Aim of the exercise:
The entries below should be transcribed in their entirety, exactly as written.

Provided entries:
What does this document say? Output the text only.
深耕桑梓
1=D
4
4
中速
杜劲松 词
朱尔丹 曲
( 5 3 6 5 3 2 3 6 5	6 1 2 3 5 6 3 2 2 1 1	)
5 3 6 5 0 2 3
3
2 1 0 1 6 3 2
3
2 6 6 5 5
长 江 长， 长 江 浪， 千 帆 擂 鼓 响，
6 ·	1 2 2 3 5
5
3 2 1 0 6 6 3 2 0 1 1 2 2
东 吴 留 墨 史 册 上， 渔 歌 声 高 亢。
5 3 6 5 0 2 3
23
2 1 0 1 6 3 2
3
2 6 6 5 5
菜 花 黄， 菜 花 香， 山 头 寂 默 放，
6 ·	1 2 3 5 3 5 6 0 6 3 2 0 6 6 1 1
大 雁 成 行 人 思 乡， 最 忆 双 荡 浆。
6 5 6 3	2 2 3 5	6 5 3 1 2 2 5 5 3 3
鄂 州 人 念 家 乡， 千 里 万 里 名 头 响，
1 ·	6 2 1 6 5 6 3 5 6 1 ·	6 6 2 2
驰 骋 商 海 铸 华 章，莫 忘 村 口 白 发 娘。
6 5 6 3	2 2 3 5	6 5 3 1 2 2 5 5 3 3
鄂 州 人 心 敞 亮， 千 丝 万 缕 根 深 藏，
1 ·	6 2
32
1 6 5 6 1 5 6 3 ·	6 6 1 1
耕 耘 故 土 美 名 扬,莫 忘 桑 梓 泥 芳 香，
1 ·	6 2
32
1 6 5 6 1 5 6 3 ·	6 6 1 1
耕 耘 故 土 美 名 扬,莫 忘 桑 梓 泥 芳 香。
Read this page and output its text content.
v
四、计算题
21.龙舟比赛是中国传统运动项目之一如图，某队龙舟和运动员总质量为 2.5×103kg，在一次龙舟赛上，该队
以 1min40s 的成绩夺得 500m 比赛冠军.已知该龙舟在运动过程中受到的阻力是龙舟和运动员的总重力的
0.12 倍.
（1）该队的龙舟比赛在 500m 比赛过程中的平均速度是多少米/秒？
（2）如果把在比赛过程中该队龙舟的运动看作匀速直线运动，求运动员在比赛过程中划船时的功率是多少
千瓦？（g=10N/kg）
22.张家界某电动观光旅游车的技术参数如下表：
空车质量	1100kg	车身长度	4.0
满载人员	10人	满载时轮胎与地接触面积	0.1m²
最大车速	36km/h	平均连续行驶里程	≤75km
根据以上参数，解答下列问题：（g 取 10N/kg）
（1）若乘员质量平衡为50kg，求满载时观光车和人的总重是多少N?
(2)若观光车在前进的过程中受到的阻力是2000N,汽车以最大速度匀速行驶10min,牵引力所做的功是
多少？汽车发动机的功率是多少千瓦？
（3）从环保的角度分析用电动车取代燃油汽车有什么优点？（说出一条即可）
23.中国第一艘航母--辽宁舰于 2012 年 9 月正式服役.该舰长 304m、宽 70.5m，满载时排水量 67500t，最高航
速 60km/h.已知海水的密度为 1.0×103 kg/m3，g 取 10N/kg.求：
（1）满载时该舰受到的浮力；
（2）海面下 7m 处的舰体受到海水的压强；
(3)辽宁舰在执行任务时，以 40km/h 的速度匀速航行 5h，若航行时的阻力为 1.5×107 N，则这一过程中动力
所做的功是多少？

Complete output:
What does this document say? Output the text only.
深耕桑梓
1=D
4
4
中速
杜劲松 词
朱尔丹 曲
( 5 3 6 5 3 2 3 6 5	6 1 2 3 5 6 3 2 2 1 1	)
5 3 6 5 0 2 3
3
2 1 0 1 6 3 2
3
2 6 6 5 5
长 江 长， 长 江 浪， 千 帆 擂 鼓 响，
6 ·	1 2 2 3 5
5
3 2 1 0 6 6 3 2 0 1 1 2 2
东 吴 留 墨 史 册 上， 渔 歌 声 高 亢。
5 3 6 5 0 2 3
23
2 1 0 1 6 3 2
3
2 6 6 5 5
菜 花 黄， 菜 花 香， 山 头 寂 默 放，
6 ·	1 2 3 5 3 5 6 0 6 3 2 0 6 6 1 1
大 雁 成 行 人 思 乡， 最 忆 双 荡 浆。
6 5 6 3	2 2 3 5	6 5 3 1 2 2 5 5 3 3
鄂 州 人 念 家 乡， 千 里 万 里 名 头 响，
1 ·	6 2 1 6 5 6 3 5 6 1 ·	6 6 2 2
驰 骋 商 海 铸 华 章，莫 忘 村 口 白 发 娘。
6 5 6 3	2 2 3 5	6 5 3 1 2 2 5 5 3 3
鄂 州 人 心 敞 亮， 千 丝 万 缕 根 深 藏，
1 ·	6 2
32
1 6 5 6 1 5 6 3 ·	6 6 1 1
耕 耘 故 土 美 名 扬,莫 忘 桑 梓 泥 芳 香，
1 ·	6 2
32
1 6 5 6 1 5 6 3 ·	6 6 1 1
耕 耘 故 土 美 名 扬,莫 忘 桑 梓 泥 芳 香。
Read this page and output its text content.
v
四、计算题
21.龙舟比赛是中国传统运动项目之一如图，某队龙舟和运动员总质量为 2.5×103kg，在一次龙舟赛上，该队
以 1min40s 的成绩夺得 500m 比赛冠军.已知该龙舟在运动过程中受到的阻力是龙舟和运动员的总重力的
0.12 倍.
（1）该队的龙舟比赛在 500m 比赛过程中的平均速度是多少米/秒？
（2）如果把在比赛过程中该队龙舟的运动看作匀速直线运动，求运动员在比赛过程中划船时的功率是多少
千瓦？（g=10N/kg）
22.张家界某电动观光旅游车的技术参数如下表：
空车质量	1100kg	车身长度	4.0
满载人员	10人	满载时轮胎与地接触面积	0.1m²
最大车速	36km/h	平均连续行驶里程	≤75km
根据以上参数，解答下列问题：（g 取 10N/kg）
（1）若乘员质量平衡为50kg，求满载时观光车和人的总重是多少N?
(2)若观光车在前进的过程中受到的阻力是2000N,汽车以最大速度匀速行驶10min,牵引力所做的功是
多少？汽车发动机的功率是多少千瓦？
（3）从环保的角度分析用电动车取代燃油汽车有什么优点？（说出一条即可）
23.中国第一艘航母--辽宁舰于 2012 年 9 月正式服役.该舰长 304m、宽 70.5m，满载时排水量 67500t，最高航
速 60km/h.已知海水的密度为 1.0×103 kg/m3，g 取 10N/kg.求：
（1）满载时该舰受到的浮力；
（2）海面下 7m 处的舰体受到海水的压强；
(3)辽宁舰在执行任务时，以 40km/h 的速度匀速航行 5h，若航行时的阻力为 1.5×107 N，则这一过程中动力
所做的功是多少？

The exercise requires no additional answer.